> [What is being asked]: Only the number is wanted: how many lines contain "name"?

> [Records supplied]:

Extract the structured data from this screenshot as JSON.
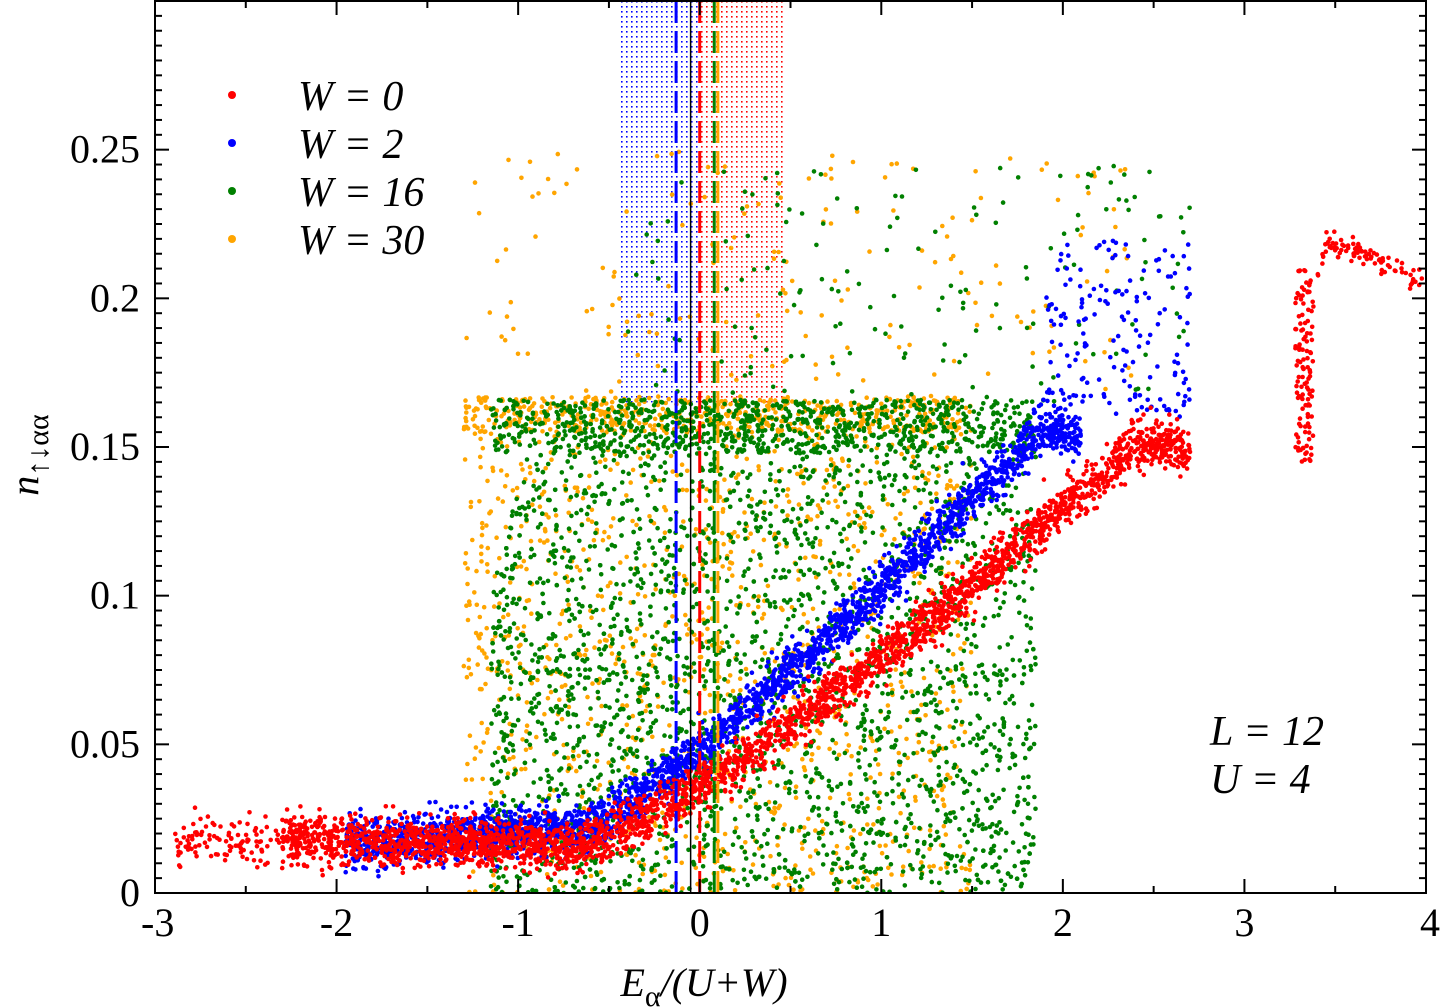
{
  "chart_data": {
    "type": "scatter",
    "title": "",
    "xlabel_main": "E",
    "xlabel_sub": "α",
    "xlabel_rest": "/(U+W)",
    "ylabel_main": "n",
    "ylabel_sub": "↑↓αα",
    "xlim": [
      -3,
      4
    ],
    "ylim": [
      0,
      0.3
    ],
    "x_ticks": [
      -3,
      -2,
      -1,
      0,
      1,
      2,
      3,
      4
    ],
    "x_tick_labels": [
      "-3",
      "-2",
      "-1",
      "0",
      "1",
      "2",
      "3",
      "4"
    ],
    "y_ticks": [
      0,
      0.05,
      0.1,
      0.15,
      0.2,
      0.25
    ],
    "y_tick_labels": [
      "0",
      "0.05",
      "0.1",
      "0.15",
      "0.2",
      "0.25"
    ],
    "legend_position": "top-left",
    "series": [
      {
        "name": "W = 0",
        "color": "#ff0000",
        "marker_line_x": 0.0
      },
      {
        "name": "W = 2",
        "color": "#0000ff",
        "marker_line_x": -0.13
      },
      {
        "name": "W = 16",
        "color": "#008000",
        "marker_line_x": 0.08
      },
      {
        "name": "W = 30",
        "color": "#ffa500",
        "marker_line_x": 0.1
      }
    ],
    "shaded_bands": [
      {
        "color": "#0000ff",
        "x_range": [
          -0.45,
          0.0
        ]
      },
      {
        "color": "#ff0000",
        "x_range": [
          0.0,
          0.47
        ]
      }
    ],
    "vertical_solid_line_x": -0.05,
    "annotations": [
      "L = 12",
      "U = 4"
    ]
  }
}
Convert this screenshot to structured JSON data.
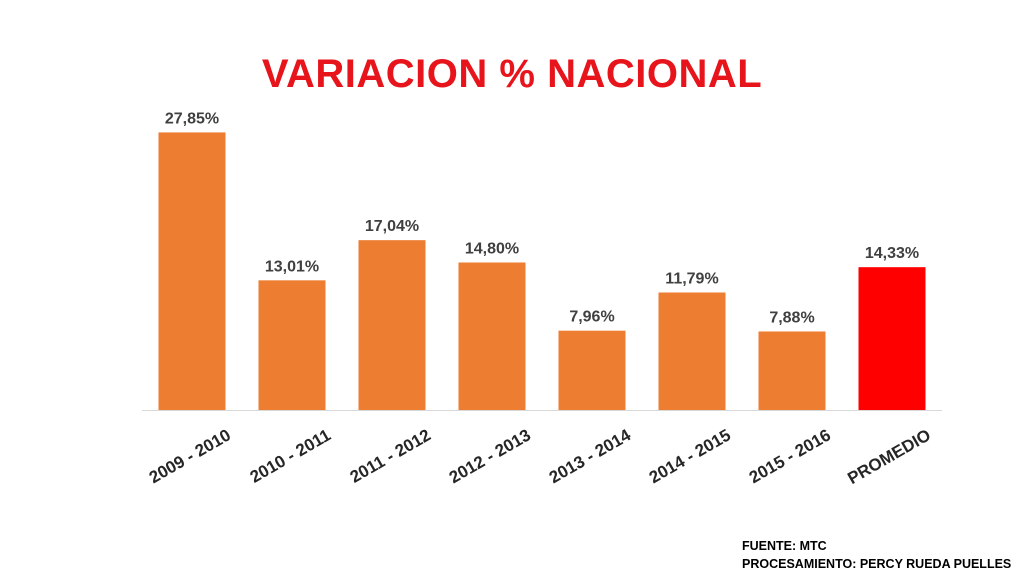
{
  "chart_data": {
    "type": "bar",
    "title": "VARIACION % NACIONAL",
    "categories": [
      "2009 - 2010",
      "2010 - 2011",
      "2011 - 2012",
      "2012 - 2013",
      "2013 - 2014",
      "2014 - 2015",
      "2015 - 2016",
      "PROMEDIO"
    ],
    "values": [
      27.85,
      13.01,
      17.04,
      14.8,
      7.96,
      11.79,
      7.88,
      14.33
    ],
    "data_labels": [
      "27,85%",
      "13,01%",
      "17,04%",
      "14,80%",
      "7,96%",
      "11,79%",
      "7,88%",
      "14,33%"
    ],
    "colors": [
      "#ed7d31",
      "#ed7d31",
      "#ed7d31",
      "#ed7d31",
      "#ed7d31",
      "#ed7d31",
      "#ed7d31",
      "#ff0000"
    ],
    "ylim": [
      0,
      30
    ],
    "grid": false,
    "xlabel": "",
    "ylabel": ""
  },
  "footer": {
    "source": "FUENTE: MTC",
    "processing": "PROCESAMIENTO: PERCY RUEDA PUELLES"
  }
}
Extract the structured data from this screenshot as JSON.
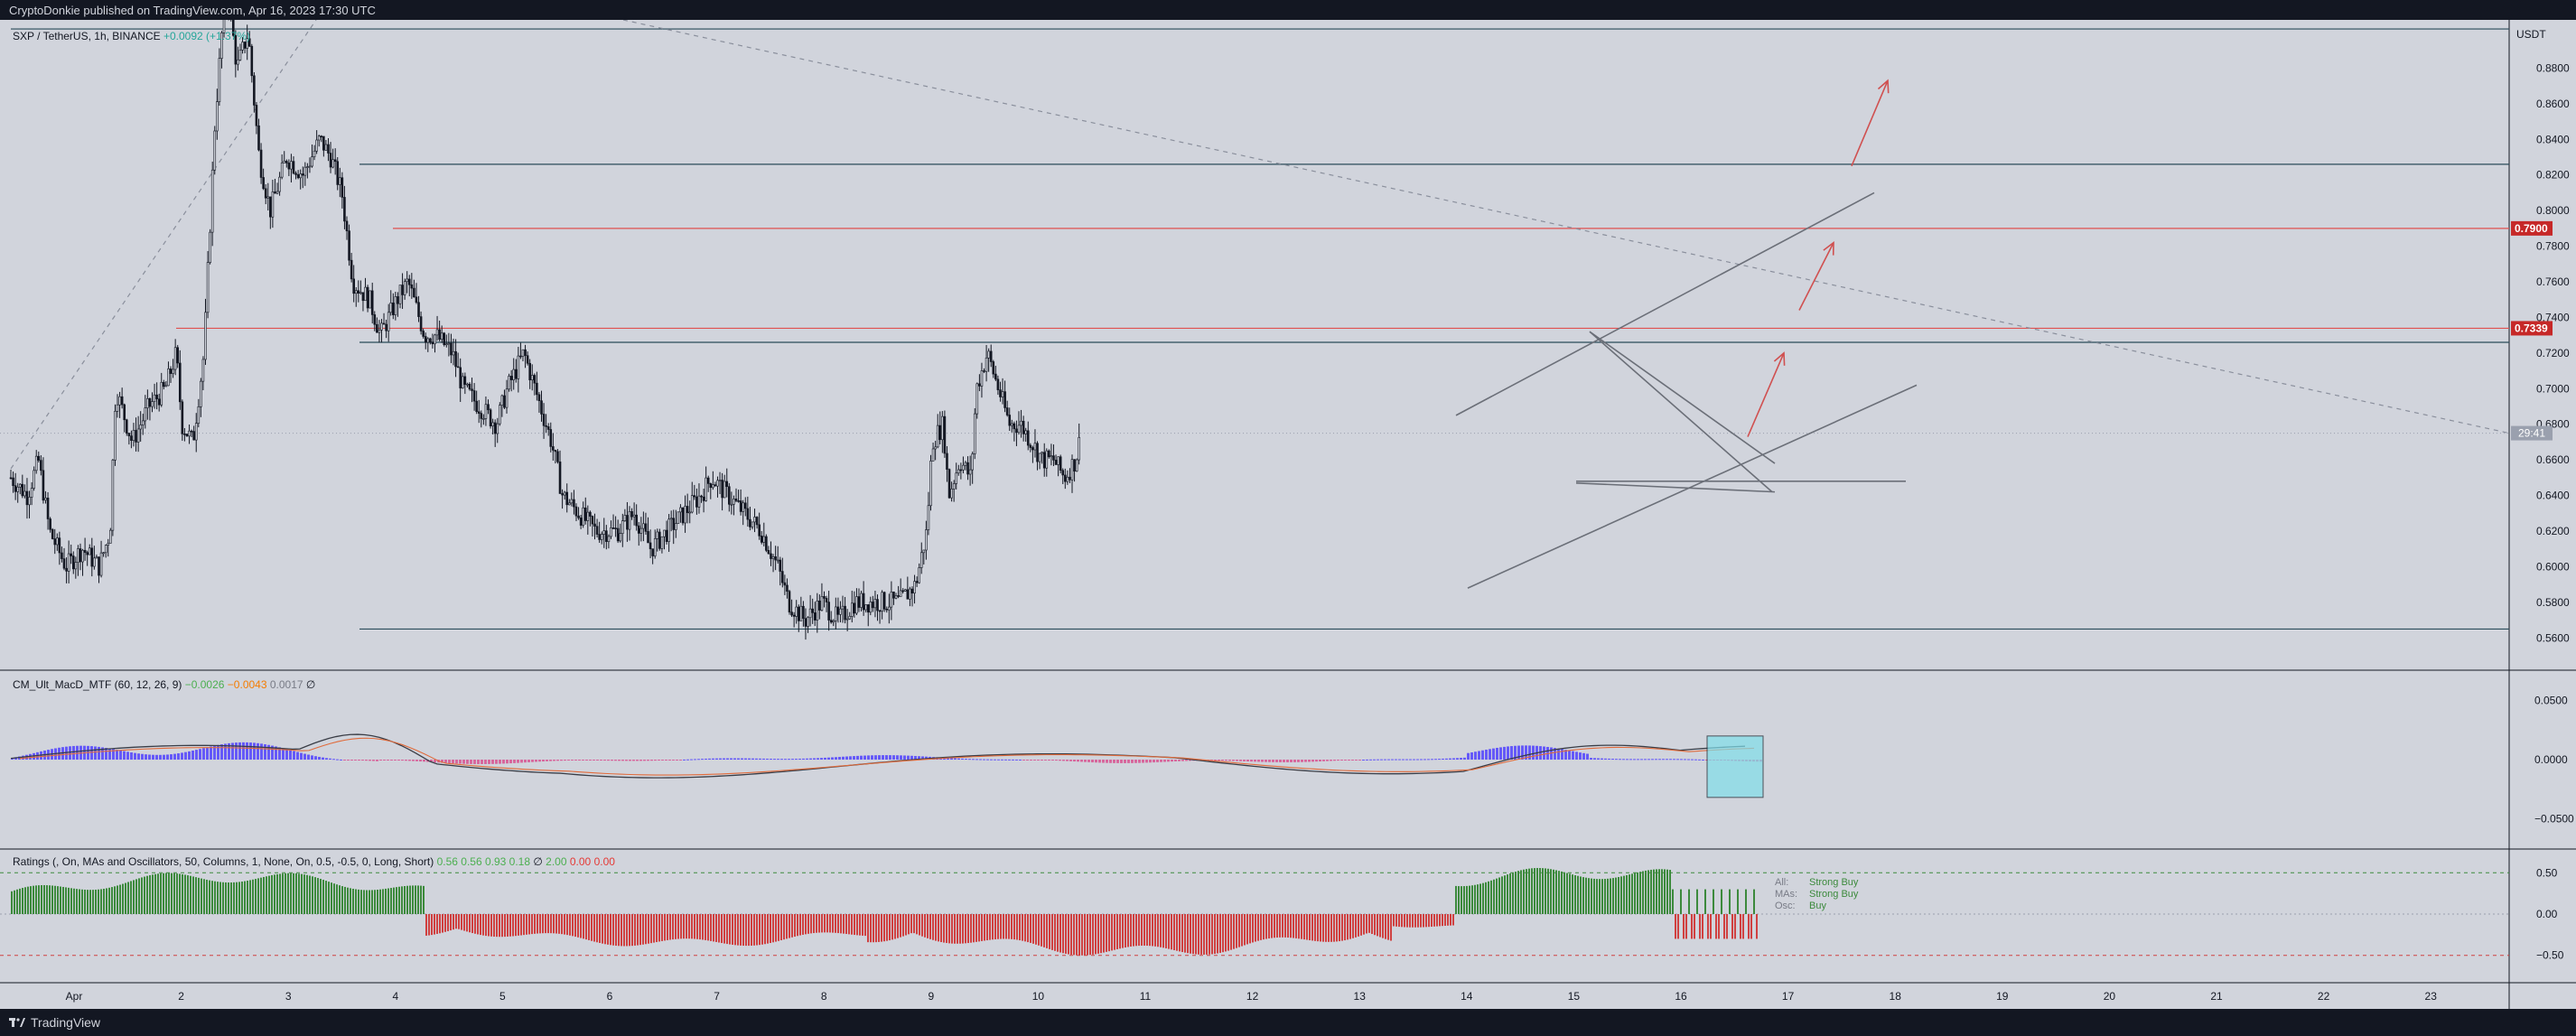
{
  "header": {
    "published": "CryptoDonkie published on TradingView.com, Apr 16, 2023 17:30 UTC"
  },
  "footer": {
    "brand": "TradingView"
  },
  "colors": {
    "background": "#d1d4dc",
    "frame": "#131722",
    "up": "#131722",
    "red_line": "#e05050",
    "macd_blue": "#4a3aff",
    "macd_pink": "#d84a8c",
    "rating_green": "#3c8a3c",
    "rating_red": "#d04040"
  },
  "main": {
    "symbol": "SXP / TetherUS, 1h, BINANCE",
    "change": "+0.0092 (+1.37%)",
    "currency": "USDT",
    "countdown": "29:41",
    "price_tag_1": "0.7900",
    "price_tag_2": "0.7339"
  },
  "macd": {
    "name": "CM_Ult_MacD_MTF (60, 12, 26, 9)",
    "v1": "−0.0026",
    "v2": "−0.0043",
    "v3": "0.0017",
    "v4": "∅"
  },
  "ratings": {
    "name": "Ratings (, On, MAs and Oscillators, 50, Columns, 1, None, On, 0.5, -0.5, 0, Long, Short)",
    "v1": "0.56",
    "v2": "0.56",
    "v3": "0.93",
    "v4": "0.18",
    "v5": "∅",
    "v6": "2.00",
    "v7": "0.00",
    "v8": "0.00",
    "rows": [
      {
        "key": "All:",
        "value": "Strong Buy"
      },
      {
        "key": "MAs:",
        "value": "Strong Buy"
      },
      {
        "key": "Osc:",
        "value": "Buy"
      }
    ]
  },
  "chart_data": [
    {
      "type": "candlestick",
      "title": "SXP / TetherUS, 1h, BINANCE",
      "ylim": [
        0.55,
        0.9
      ],
      "yticks": [
        "0.8800",
        "0.8600",
        "0.8400",
        "0.8200",
        "0.8000",
        "0.7800",
        "0.7600",
        "0.7400",
        "0.7200",
        "0.7000",
        "0.6800",
        "0.6600",
        "0.6400",
        "0.6200",
        "0.6000",
        "0.5800",
        "0.5600"
      ],
      "xticks": [
        "Apr",
        "2",
        "3",
        "4",
        "5",
        "6",
        "7",
        "8",
        "9",
        "10",
        "11",
        "12",
        "13",
        "14",
        "15",
        "16",
        "17",
        "18",
        "19",
        "20",
        "21",
        "22",
        "23"
      ],
      "horizontal_lines": [
        0.902,
        0.826,
        0.79,
        0.7339,
        0.726,
        0.565
      ],
      "price_path": [
        [
          0.0,
          0.65
        ],
        [
          0.03,
          0.64
        ],
        [
          0.05,
          0.66
        ],
        [
          0.07,
          0.62
        ],
        [
          0.1,
          0.6
        ],
        [
          0.13,
          0.61
        ],
        [
          0.16,
          0.6
        ],
        [
          0.18,
          0.62
        ],
        [
          0.19,
          0.7
        ],
        [
          0.22,
          0.67
        ],
        [
          0.25,
          0.69
        ],
        [
          0.28,
          0.7
        ],
        [
          0.3,
          0.72
        ],
        [
          0.31,
          0.68
        ],
        [
          0.33,
          0.67
        ],
        [
          0.35,
          0.72
        ],
        [
          0.37,
          0.85
        ],
        [
          0.39,
          0.93
        ],
        [
          0.41,
          0.88
        ],
        [
          0.43,
          0.9
        ],
        [
          0.45,
          0.83
        ],
        [
          0.47,
          0.8
        ],
        [
          0.5,
          0.83
        ],
        [
          0.53,
          0.82
        ],
        [
          0.56,
          0.84
        ],
        [
          0.58,
          0.83
        ],
        [
          0.6,
          0.81
        ],
        [
          0.62,
          0.76
        ],
        [
          0.65,
          0.75
        ],
        [
          0.67,
          0.73
        ],
        [
          0.7,
          0.75
        ],
        [
          0.72,
          0.76
        ],
        [
          0.75,
          0.73
        ],
        [
          0.77,
          0.73
        ],
        [
          0.8,
          0.72
        ],
        [
          0.82,
          0.7
        ],
        [
          0.85,
          0.69
        ],
        [
          0.88,
          0.68
        ],
        [
          0.9,
          0.7
        ],
        [
          0.93,
          0.72
        ],
        [
          0.95,
          0.7
        ],
        [
          0.98,
          0.67
        ],
        [
          1.0,
          0.64
        ],
        [
          1.03,
          0.63
        ],
        [
          1.06,
          0.62
        ],
        [
          1.1,
          0.62
        ],
        [
          1.13,
          0.63
        ],
        [
          1.16,
          0.61
        ],
        [
          1.19,
          0.62
        ],
        [
          1.22,
          0.63
        ],
        [
          1.25,
          0.64
        ],
        [
          1.27,
          0.65
        ],
        [
          1.3,
          0.64
        ],
        [
          1.33,
          0.63
        ],
        [
          1.36,
          0.62
        ],
        [
          1.39,
          0.6
        ],
        [
          1.41,
          0.58
        ],
        [
          1.44,
          0.57
        ],
        [
          1.47,
          0.58
        ],
        [
          1.5,
          0.57
        ],
        [
          1.53,
          0.58
        ],
        [
          1.56,
          0.58
        ],
        [
          1.59,
          0.58
        ],
        [
          1.61,
          0.58
        ],
        [
          1.64,
          0.59
        ],
        [
          1.66,
          0.62
        ],
        [
          1.67,
          0.67
        ],
        [
          1.69,
          0.68
        ],
        [
          1.7,
          0.64
        ],
        [
          1.72,
          0.66
        ],
        [
          1.74,
          0.65
        ],
        [
          1.75,
          0.7
        ],
        [
          1.77,
          0.72
        ],
        [
          1.79,
          0.7
        ],
        [
          1.81,
          0.68
        ],
        [
          1.83,
          0.68
        ],
        [
          1.85,
          0.67
        ],
        [
          1.87,
          0.66
        ],
        [
          1.89,
          0.66
        ],
        [
          1.91,
          0.65
        ],
        [
          1.93,
          0.66
        ],
        [
          1.94,
          0.675
        ]
      ]
    },
    {
      "type": "line",
      "title": "CM_Ult_MacD_MTF (60, 12, 26, 9)",
      "ylim": [
        -0.065,
        0.065
      ],
      "yticks": [
        "0.0500",
        "0.0000",
        "−0.0500"
      ]
    },
    {
      "type": "bar",
      "title": "Ratings",
      "ylim": [
        -0.7,
        0.7
      ],
      "yticks": [
        "0.50",
        "0.00",
        "−0.50"
      ]
    }
  ]
}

> [Full response]: 6